* [TASK TO CARRY OUT]:
Find every line in the records below that holds the word "Income" and copy it.

────────────────

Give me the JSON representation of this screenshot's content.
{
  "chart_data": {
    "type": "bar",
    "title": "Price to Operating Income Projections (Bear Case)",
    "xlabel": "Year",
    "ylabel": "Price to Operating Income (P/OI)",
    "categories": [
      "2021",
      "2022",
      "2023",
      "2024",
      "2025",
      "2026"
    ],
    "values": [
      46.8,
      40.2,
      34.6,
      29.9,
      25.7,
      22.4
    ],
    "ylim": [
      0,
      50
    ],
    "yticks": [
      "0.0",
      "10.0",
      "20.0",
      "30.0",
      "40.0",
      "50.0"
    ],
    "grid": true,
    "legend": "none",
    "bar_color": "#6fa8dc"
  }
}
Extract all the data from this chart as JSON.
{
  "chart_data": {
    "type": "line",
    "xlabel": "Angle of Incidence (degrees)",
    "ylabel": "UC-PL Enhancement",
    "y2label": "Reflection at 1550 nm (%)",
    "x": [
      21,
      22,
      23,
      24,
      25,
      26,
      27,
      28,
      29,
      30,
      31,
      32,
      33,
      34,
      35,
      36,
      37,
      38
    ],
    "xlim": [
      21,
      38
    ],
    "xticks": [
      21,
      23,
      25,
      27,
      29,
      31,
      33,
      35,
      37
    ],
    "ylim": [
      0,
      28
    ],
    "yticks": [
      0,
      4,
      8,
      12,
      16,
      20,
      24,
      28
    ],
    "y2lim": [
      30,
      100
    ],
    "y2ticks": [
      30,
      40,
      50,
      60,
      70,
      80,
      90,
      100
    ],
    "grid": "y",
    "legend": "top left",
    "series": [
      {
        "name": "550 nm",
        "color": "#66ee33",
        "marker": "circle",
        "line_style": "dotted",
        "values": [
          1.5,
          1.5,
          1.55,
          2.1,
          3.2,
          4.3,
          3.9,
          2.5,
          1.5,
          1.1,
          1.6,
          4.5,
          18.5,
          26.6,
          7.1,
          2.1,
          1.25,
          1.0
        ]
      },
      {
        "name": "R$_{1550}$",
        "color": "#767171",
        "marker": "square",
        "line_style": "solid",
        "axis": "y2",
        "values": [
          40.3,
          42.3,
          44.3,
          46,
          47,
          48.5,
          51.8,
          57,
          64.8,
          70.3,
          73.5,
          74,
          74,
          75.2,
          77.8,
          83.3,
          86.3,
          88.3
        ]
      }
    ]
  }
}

────────────────

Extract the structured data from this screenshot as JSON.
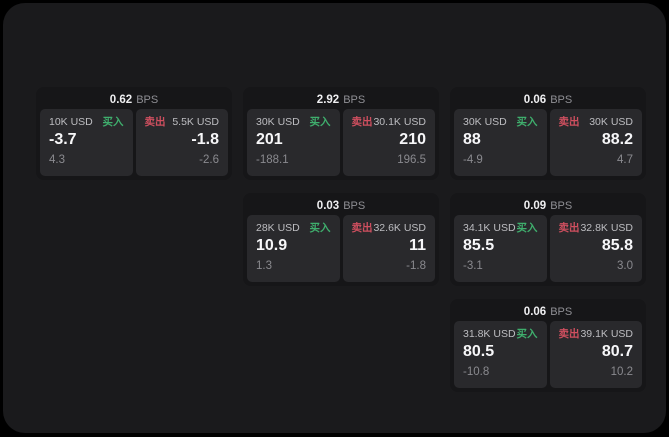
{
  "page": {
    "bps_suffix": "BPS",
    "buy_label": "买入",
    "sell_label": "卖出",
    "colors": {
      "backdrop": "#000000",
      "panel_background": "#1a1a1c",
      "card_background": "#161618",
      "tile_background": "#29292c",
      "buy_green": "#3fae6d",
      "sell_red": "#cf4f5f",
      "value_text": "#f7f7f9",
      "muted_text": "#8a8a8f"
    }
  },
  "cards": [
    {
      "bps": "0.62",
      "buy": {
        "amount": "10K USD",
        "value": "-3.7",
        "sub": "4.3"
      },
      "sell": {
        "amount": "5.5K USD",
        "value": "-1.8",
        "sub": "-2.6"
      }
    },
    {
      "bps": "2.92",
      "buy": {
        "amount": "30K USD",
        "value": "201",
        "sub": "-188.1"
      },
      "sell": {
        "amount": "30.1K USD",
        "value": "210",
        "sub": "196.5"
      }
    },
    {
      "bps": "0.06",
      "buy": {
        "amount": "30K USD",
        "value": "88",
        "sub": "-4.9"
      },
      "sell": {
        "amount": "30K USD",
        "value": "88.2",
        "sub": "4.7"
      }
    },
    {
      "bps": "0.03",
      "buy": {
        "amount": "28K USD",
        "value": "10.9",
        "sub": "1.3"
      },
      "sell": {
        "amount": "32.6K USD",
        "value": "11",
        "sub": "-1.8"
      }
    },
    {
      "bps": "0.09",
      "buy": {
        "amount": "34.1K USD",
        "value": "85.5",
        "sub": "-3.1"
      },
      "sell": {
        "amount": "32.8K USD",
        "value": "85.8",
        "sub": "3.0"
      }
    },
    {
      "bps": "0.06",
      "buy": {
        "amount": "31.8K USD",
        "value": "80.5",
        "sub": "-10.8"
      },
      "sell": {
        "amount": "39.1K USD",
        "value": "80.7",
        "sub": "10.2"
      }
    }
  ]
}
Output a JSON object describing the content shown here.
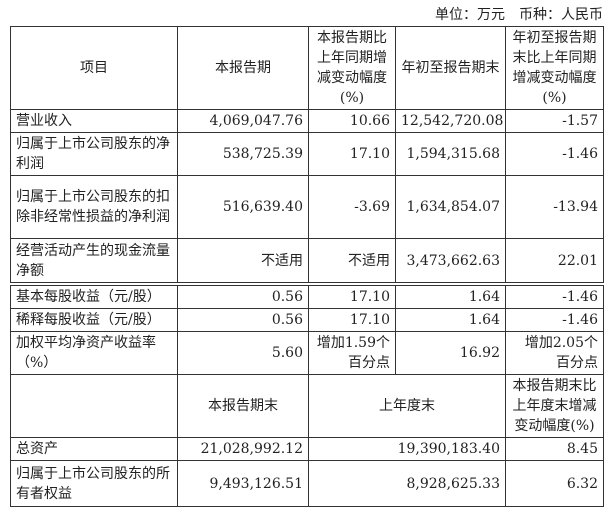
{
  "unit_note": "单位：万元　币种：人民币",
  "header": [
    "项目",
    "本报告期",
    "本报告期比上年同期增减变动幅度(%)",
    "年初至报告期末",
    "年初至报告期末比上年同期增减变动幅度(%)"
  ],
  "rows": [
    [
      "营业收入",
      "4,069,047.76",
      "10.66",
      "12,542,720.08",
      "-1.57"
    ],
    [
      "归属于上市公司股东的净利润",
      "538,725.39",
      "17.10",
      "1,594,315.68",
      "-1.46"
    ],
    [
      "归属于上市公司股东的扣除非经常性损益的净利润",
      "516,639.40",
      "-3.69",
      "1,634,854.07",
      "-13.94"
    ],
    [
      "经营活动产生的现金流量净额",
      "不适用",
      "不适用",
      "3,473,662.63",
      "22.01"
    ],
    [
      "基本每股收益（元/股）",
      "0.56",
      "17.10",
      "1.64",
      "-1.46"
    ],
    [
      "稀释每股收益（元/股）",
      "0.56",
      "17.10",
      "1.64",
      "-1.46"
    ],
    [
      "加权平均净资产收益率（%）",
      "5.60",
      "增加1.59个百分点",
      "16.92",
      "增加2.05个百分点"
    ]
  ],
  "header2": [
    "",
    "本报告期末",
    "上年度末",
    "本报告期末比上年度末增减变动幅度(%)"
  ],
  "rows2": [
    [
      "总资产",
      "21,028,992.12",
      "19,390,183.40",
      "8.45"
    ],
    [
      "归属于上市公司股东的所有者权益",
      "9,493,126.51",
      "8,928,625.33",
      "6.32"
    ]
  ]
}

────────────────

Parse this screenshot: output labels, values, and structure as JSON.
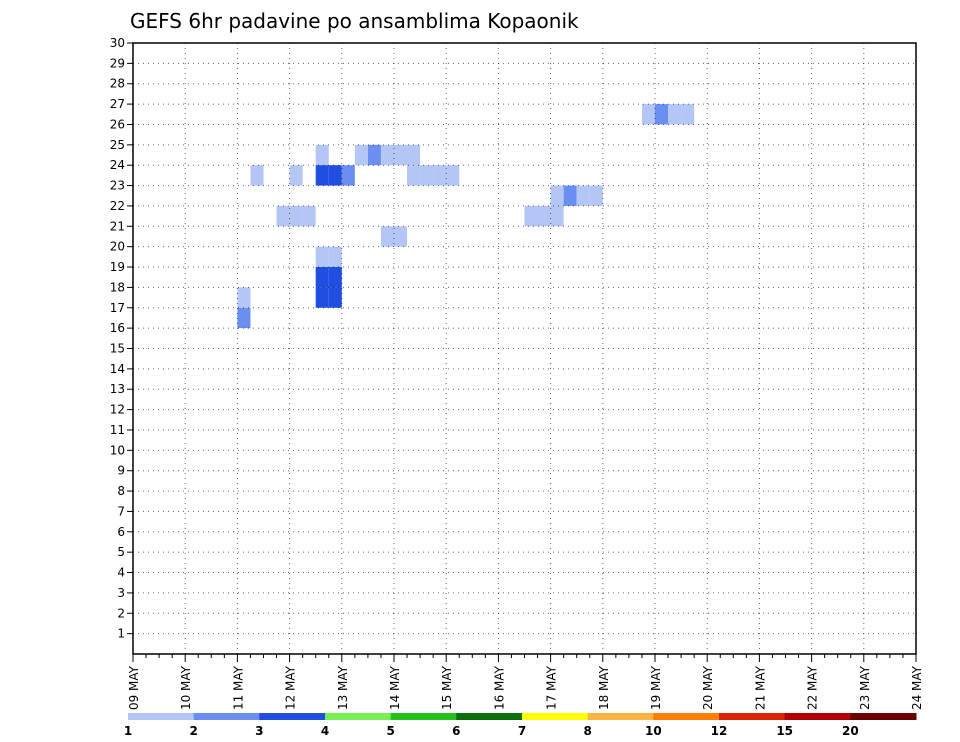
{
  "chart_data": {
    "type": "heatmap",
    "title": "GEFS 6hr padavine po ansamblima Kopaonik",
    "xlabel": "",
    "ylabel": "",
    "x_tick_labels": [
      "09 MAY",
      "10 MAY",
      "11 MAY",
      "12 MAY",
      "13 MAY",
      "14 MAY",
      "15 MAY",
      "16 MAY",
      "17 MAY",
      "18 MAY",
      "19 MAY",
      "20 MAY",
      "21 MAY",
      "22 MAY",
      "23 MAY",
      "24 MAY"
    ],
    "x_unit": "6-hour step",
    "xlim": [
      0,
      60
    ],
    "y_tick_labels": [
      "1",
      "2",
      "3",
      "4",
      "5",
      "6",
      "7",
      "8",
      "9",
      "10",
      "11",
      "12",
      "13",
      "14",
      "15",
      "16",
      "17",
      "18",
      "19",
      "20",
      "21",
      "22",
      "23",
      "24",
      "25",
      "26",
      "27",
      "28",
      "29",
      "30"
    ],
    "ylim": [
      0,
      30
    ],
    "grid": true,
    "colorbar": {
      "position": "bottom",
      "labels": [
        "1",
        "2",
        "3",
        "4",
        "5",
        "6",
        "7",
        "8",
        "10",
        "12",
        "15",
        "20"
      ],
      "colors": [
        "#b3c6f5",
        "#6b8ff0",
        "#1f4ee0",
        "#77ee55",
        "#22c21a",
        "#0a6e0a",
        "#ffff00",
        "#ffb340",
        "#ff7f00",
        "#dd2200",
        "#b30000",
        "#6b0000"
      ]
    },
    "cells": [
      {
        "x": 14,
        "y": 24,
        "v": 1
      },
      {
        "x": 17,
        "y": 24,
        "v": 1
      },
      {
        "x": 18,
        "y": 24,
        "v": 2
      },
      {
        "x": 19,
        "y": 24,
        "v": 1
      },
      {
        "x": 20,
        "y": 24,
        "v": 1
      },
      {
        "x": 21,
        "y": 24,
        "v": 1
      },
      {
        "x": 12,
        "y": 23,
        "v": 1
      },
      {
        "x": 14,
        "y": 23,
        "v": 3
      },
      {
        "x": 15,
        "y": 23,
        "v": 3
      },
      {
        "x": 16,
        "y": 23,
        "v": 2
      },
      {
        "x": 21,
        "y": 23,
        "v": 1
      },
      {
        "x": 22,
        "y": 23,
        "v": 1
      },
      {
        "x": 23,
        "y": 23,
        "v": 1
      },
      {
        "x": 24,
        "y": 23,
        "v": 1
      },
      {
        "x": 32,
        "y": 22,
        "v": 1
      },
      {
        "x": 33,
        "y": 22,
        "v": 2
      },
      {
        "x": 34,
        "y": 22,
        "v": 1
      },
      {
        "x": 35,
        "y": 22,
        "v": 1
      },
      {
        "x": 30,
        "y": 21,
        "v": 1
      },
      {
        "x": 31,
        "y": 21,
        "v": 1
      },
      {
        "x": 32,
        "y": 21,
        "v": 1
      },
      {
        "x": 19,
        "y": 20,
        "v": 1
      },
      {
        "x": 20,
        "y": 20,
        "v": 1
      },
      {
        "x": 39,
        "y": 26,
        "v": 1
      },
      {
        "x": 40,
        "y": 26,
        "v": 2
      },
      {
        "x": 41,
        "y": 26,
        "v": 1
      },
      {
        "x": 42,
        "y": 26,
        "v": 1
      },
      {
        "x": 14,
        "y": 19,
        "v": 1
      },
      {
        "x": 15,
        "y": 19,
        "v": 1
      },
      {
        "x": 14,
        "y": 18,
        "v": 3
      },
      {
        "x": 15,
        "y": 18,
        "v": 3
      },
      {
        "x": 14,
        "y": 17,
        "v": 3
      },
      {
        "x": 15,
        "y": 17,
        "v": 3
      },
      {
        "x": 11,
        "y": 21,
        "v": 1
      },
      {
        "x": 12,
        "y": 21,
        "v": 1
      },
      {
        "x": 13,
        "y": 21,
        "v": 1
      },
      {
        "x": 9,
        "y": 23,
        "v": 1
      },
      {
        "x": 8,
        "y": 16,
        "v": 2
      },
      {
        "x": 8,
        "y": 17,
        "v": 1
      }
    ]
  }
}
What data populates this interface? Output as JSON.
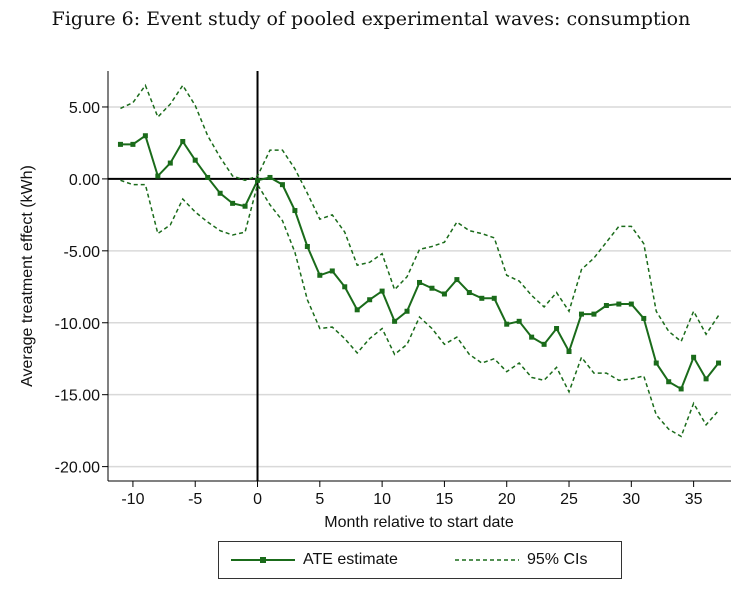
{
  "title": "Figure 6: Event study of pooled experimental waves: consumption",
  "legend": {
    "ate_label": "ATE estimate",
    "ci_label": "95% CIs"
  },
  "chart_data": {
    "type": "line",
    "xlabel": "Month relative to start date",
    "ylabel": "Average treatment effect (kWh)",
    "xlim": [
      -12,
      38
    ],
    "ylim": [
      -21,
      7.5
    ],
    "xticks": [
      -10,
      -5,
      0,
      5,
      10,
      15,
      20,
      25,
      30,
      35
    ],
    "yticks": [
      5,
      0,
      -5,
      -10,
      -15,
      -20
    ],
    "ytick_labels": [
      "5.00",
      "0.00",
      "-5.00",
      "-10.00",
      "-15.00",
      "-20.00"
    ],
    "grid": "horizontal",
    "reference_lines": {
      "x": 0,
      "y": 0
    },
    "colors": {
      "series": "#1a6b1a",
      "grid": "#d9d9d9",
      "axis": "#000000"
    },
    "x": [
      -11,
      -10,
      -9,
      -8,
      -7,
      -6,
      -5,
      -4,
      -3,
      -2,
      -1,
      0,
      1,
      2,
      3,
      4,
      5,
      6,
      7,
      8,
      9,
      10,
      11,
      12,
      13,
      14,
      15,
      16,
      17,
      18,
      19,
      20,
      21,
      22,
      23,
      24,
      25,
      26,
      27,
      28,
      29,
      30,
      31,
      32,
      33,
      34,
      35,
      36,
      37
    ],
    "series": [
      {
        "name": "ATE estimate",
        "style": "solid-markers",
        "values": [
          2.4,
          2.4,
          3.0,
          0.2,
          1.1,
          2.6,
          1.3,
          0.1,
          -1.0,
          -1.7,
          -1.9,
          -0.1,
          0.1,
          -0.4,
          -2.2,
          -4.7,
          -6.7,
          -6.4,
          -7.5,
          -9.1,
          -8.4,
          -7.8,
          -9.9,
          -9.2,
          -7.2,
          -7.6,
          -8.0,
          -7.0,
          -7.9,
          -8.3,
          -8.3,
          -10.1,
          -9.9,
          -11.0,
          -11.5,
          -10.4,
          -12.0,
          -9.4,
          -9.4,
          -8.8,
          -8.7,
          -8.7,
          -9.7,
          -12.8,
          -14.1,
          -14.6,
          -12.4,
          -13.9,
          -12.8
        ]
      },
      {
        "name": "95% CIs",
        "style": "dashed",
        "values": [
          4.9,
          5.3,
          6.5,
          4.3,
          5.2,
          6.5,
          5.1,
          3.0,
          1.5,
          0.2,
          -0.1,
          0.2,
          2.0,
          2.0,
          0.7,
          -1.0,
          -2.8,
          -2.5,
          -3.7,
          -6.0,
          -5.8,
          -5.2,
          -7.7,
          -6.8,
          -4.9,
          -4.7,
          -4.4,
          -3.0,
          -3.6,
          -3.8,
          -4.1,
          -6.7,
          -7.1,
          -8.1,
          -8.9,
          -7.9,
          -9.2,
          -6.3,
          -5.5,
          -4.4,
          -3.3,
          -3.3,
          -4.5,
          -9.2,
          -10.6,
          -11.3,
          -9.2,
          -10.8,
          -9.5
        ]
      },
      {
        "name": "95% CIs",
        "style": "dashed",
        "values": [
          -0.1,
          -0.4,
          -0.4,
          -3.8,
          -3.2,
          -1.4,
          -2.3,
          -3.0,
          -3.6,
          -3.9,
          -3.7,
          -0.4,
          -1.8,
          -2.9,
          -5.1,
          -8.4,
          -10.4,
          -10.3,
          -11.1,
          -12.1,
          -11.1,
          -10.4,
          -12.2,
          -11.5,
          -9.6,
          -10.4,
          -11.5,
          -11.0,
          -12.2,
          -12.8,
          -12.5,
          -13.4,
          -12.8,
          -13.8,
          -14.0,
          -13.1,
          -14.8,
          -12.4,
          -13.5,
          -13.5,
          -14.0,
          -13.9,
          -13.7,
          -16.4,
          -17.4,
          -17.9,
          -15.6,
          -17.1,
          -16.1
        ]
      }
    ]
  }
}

────────────────

* [COMPLETE ANSWER]:
    "title": "Price to Operating Income Projections (Bear Case)",
    "ylabel": "Price to Operating Income (P/OI)",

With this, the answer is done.